*Exercise task*: Which lines in the material below contain the word "decomposition"? Copy each of them.

── Input records ──

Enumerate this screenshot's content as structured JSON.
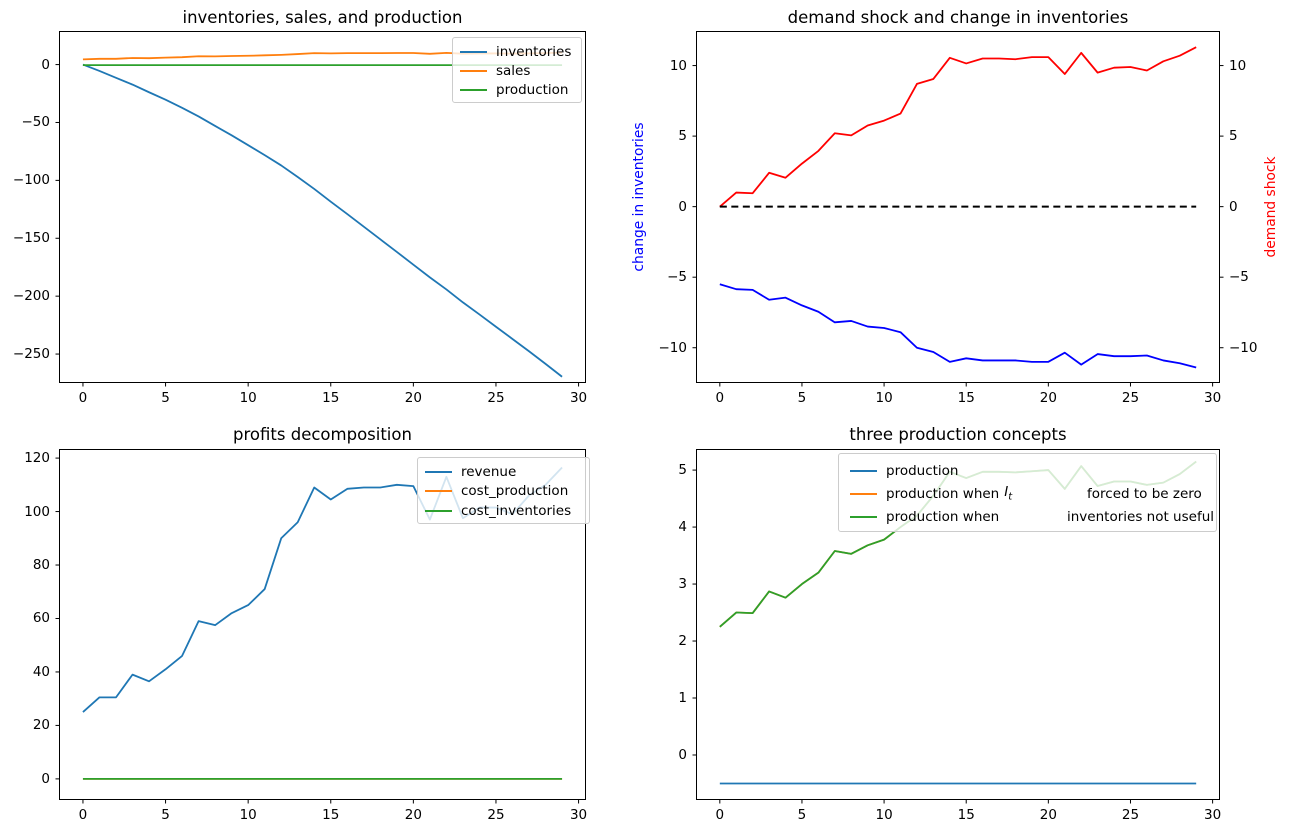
{
  "figure": {
    "background": "#ffffff"
  },
  "colors": {
    "mpl_blue": "#1f77b4",
    "mpl_orange": "#ff7f0e",
    "mpl_green": "#2ca02c",
    "pure_blue": "#0000ff",
    "pure_red": "#ff0000",
    "black": "#000000"
  },
  "chart_data": [
    {
      "id": "inventories-sales-production",
      "type": "line",
      "title": "inventories, sales, and production",
      "x": [
        0,
        1,
        2,
        3,
        4,
        5,
        6,
        7,
        8,
        9,
        10,
        11,
        12,
        13,
        14,
        15,
        16,
        17,
        18,
        19,
        20,
        21,
        22,
        23,
        24,
        25,
        26,
        27,
        28,
        29
      ],
      "xticks": [
        0,
        5,
        10,
        15,
        20,
        25,
        30
      ],
      "yticks": [
        0,
        -50,
        -100,
        -150,
        -200,
        -250
      ],
      "xlim": [
        -1.45,
        30.45
      ],
      "ylim": [
        -275,
        29
      ],
      "grid": false,
      "legend_position": "upper right",
      "series": [
        {
          "name": "inventories",
          "color": "#1f77b4",
          "values": [
            0,
            -5.5,
            -11.4,
            -17.3,
            -23.9,
            -30.3,
            -37.3,
            -44.8,
            -53.0,
            -61.1,
            -69.6,
            -78.2,
            -87.1,
            -97.1,
            -107.4,
            -118.4,
            -129.1,
            -140.0,
            -150.9,
            -161.8,
            -172.8,
            -183.8,
            -194.2,
            -205.4,
            -215.8,
            -226.4,
            -237.0,
            -247.6,
            -258.5,
            -269.6
          ]
        },
        {
          "name": "sales",
          "color": "#ff7f0e",
          "values": [
            4.5,
            5.0,
            5.0,
            5.7,
            5.5,
            6.0,
            6.4,
            7.2,
            7.1,
            7.4,
            7.6,
            8.0,
            8.4,
            9.1,
            9.9,
            9.7,
            9.9,
            9.9,
            9.9,
            10.0,
            10.0,
            9.3,
            10.1,
            9.4,
            9.6,
            9.6,
            9.5,
            9.6,
            9.9,
            10.3
          ]
        },
        {
          "name": "production",
          "color": "#2ca02c",
          "values": [
            -0.5,
            -0.5,
            -0.5,
            -0.5,
            -0.5,
            -0.5,
            -0.5,
            -0.5,
            -0.5,
            -0.5,
            -0.5,
            -0.5,
            -0.5,
            -0.5,
            -0.5,
            -0.5,
            -0.5,
            -0.5,
            -0.5,
            -0.5,
            -0.5,
            -0.5,
            -0.5,
            -0.5,
            -0.5,
            -0.5,
            -0.5,
            -0.5,
            -0.5,
            -0.5
          ]
        }
      ]
    },
    {
      "id": "demand-shock-and-change-in-inventories",
      "type": "line",
      "title": "demand shock and change in inventories",
      "x": [
        0,
        1,
        2,
        3,
        4,
        5,
        6,
        7,
        8,
        9,
        10,
        11,
        12,
        13,
        14,
        15,
        16,
        17,
        18,
        19,
        20,
        21,
        22,
        23,
        24,
        25,
        26,
        27,
        28,
        29
      ],
      "xticks": [
        0,
        5,
        10,
        15,
        20,
        25,
        30
      ],
      "yticks": [
        10,
        5,
        0,
        -5,
        -10
      ],
      "yticks_right": [
        10,
        5,
        0,
        -5,
        -10
      ],
      "xlim": [
        -1.45,
        30.45
      ],
      "ylim": [
        -12.5,
        12.45
      ],
      "grid": false,
      "ylabel_left": {
        "text": "change in inventories",
        "color": "#0000ff"
      },
      "ylabel_right": {
        "text": "demand shock",
        "color": "#ff0000"
      },
      "series": [
        {
          "name": "demand shock",
          "color": "#ff0000",
          "values": [
            0.0,
            1.0,
            0.95,
            2.4,
            2.05,
            3.05,
            3.95,
            5.2,
            5.05,
            5.75,
            6.1,
            6.6,
            8.7,
            9.05,
            10.55,
            10.15,
            10.5,
            10.5,
            10.45,
            10.6,
            10.6,
            9.4,
            10.9,
            9.5,
            9.85,
            9.9,
            9.65,
            10.3,
            10.7,
            11.3
          ]
        },
        {
          "name": "change in inventories",
          "color": "#0000ff",
          "values": [
            -5.5,
            -5.85,
            -5.9,
            -6.6,
            -6.45,
            -7.0,
            -7.45,
            -8.2,
            -8.1,
            -8.5,
            -8.6,
            -8.9,
            -10.0,
            -10.3,
            -11.0,
            -10.75,
            -10.9,
            -10.9,
            -10.9,
            -11.0,
            -11.0,
            -10.35,
            -11.2,
            -10.45,
            -10.6,
            -10.6,
            -10.55,
            -10.9,
            -11.1,
            -11.4
          ]
        },
        {
          "name": "zero line",
          "color": "#000000",
          "dash": true,
          "values": [
            0,
            0,
            0,
            0,
            0,
            0,
            0,
            0,
            0,
            0,
            0,
            0,
            0,
            0,
            0,
            0,
            0,
            0,
            0,
            0,
            0,
            0,
            0,
            0,
            0,
            0,
            0,
            0,
            0,
            0
          ]
        }
      ]
    },
    {
      "id": "profits-decomposition",
      "type": "line",
      "title": "profits decomposition",
      "x": [
        0,
        1,
        2,
        3,
        4,
        5,
        6,
        7,
        8,
        9,
        10,
        11,
        12,
        13,
        14,
        15,
        16,
        17,
        18,
        19,
        20,
        21,
        22,
        23,
        24,
        25,
        26,
        27,
        28,
        29
      ],
      "xticks": [
        0,
        5,
        10,
        15,
        20,
        25,
        30
      ],
      "yticks": [
        120,
        100,
        80,
        60,
        40,
        20,
        0
      ],
      "xlim": [
        -1.45,
        30.45
      ],
      "ylim": [
        -7.9,
        123.4
      ],
      "grid": false,
      "legend_position": "upper right",
      "series": [
        {
          "name": "revenue",
          "color": "#1f77b4",
          "values": [
            25,
            30.5,
            30.5,
            39,
            36.5,
            41,
            46,
            59,
            57.5,
            62,
            65,
            71,
            90,
            96,
            109,
            104.5,
            108.5,
            109,
            109,
            110,
            109.5,
            97,
            113,
            97.5,
            101.5,
            101.5,
            99,
            106,
            110,
            116.5
          ]
        },
        {
          "name": "cost_production",
          "color": "#ff7f0e",
          "values": [
            0,
            0,
            0,
            0,
            0,
            0,
            0,
            0,
            0,
            0,
            0,
            0,
            0,
            0,
            0,
            0,
            0,
            0,
            0,
            0,
            0,
            0,
            0,
            0,
            0,
            0,
            0,
            0,
            0,
            0
          ]
        },
        {
          "name": "cost_inventories",
          "color": "#2ca02c",
          "values": [
            0,
            0,
            0,
            0,
            0,
            0,
            0,
            0,
            0,
            0,
            0,
            0,
            0,
            0,
            0,
            0,
            0,
            0,
            0,
            0,
            0,
            0,
            0,
            0,
            0,
            0,
            0,
            0,
            0,
            0
          ]
        }
      ]
    },
    {
      "id": "three-production-concepts",
      "type": "line",
      "title": "three production concepts",
      "x": [
        0,
        1,
        2,
        3,
        4,
        5,
        6,
        7,
        8,
        9,
        10,
        11,
        12,
        13,
        14,
        15,
        16,
        17,
        18,
        19,
        20,
        21,
        22,
        23,
        24,
        25,
        26,
        27,
        28,
        29
      ],
      "xticks": [
        0,
        5,
        10,
        15,
        20,
        25,
        30
      ],
      "yticks": [
        5,
        4,
        3,
        2,
        1,
        0
      ],
      "xlim": [
        -1.45,
        30.45
      ],
      "ylim": [
        -0.79,
        5.37
      ],
      "grid": false,
      "legend_position": "upper center",
      "series": [
        {
          "name": "production",
          "color": "#1f77b4",
          "values": [
            -0.5,
            -0.5,
            -0.5,
            -0.5,
            -0.5,
            -0.5,
            -0.5,
            -0.5,
            -0.5,
            -0.5,
            -0.5,
            -0.5,
            -0.5,
            -0.5,
            -0.5,
            -0.5,
            -0.5,
            -0.5,
            -0.5,
            -0.5,
            -0.5,
            -0.5,
            -0.5,
            -0.5,
            -0.5,
            -0.5,
            -0.5,
            -0.5,
            -0.5,
            -0.5
          ]
        },
        {
          "name": "production when It forced to be zero",
          "color": "#ff7f0e",
          "label_pre": "production when",
          "label_math": "I",
          "label_math_sub": "t",
          "label_post": "forced to be zero",
          "values": [
            2.25,
            2.5,
            2.49,
            2.87,
            2.76,
            3.0,
            3.2,
            3.58,
            3.53,
            3.68,
            3.78,
            4.0,
            4.2,
            4.55,
            4.97,
            4.86,
            4.97,
            4.97,
            4.96,
            4.98,
            5.0,
            4.67,
            5.07,
            4.72,
            4.8,
            4.8,
            4.74,
            4.78,
            4.93,
            5.15
          ]
        },
        {
          "name": "production when inventories not useful",
          "color": "#2ca02c",
          "label_pre": "production when",
          "label_math": "",
          "label_math_sub": "",
          "label_post": "inventories not useful",
          "values": [
            2.25,
            2.5,
            2.49,
            2.87,
            2.76,
            3.0,
            3.2,
            3.58,
            3.53,
            3.68,
            3.78,
            4.0,
            4.2,
            4.55,
            4.97,
            4.86,
            4.97,
            4.97,
            4.96,
            4.98,
            5.0,
            4.67,
            5.07,
            4.72,
            4.8,
            4.8,
            4.74,
            4.78,
            4.93,
            5.15
          ]
        }
      ]
    }
  ]
}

───

*Correct result*:
      "id": "profits-decomposition",
      "title": "profits decomposition",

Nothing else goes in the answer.